TASK GOAL => Check each line of the data below for the word "name", then extract the ones that have it.
── INFORMATION SUPPLIED
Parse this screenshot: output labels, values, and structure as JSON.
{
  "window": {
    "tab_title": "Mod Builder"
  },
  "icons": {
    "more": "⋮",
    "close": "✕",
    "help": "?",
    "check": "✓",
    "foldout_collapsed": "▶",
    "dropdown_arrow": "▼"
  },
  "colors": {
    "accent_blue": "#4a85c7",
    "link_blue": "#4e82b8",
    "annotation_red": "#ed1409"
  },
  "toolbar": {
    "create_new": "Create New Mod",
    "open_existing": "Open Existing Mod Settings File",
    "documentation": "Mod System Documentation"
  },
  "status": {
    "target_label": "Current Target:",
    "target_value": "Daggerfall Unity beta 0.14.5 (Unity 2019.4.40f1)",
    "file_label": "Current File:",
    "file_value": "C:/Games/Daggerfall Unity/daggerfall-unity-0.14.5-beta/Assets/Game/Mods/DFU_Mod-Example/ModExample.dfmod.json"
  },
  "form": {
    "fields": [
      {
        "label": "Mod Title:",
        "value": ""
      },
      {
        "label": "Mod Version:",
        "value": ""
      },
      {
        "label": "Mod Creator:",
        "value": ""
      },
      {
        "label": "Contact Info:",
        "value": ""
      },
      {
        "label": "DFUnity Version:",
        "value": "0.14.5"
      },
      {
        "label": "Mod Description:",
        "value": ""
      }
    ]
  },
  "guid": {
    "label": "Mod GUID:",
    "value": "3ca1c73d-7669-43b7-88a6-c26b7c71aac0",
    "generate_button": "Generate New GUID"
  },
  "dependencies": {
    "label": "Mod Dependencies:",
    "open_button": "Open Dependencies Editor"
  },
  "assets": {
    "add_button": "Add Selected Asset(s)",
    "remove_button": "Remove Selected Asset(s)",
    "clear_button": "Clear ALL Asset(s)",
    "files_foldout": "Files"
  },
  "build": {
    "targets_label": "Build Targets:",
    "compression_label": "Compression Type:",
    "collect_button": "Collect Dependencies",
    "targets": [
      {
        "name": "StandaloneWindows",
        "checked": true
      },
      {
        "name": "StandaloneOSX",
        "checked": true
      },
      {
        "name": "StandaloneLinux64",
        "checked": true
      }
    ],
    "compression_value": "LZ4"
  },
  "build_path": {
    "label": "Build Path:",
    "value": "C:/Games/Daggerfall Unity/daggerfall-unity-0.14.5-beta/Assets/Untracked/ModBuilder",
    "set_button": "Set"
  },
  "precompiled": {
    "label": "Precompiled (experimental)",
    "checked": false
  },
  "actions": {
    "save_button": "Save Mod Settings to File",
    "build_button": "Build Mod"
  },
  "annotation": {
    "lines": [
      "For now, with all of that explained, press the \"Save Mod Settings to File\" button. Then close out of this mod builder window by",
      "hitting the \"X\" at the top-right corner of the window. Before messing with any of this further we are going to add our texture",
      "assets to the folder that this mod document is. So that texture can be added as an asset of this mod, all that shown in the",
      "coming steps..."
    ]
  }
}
────
RIGHT ANSWER =>
        "name": "StandaloneWindows",
        "name": "StandaloneOSX",
        "name": "StandaloneLinux64",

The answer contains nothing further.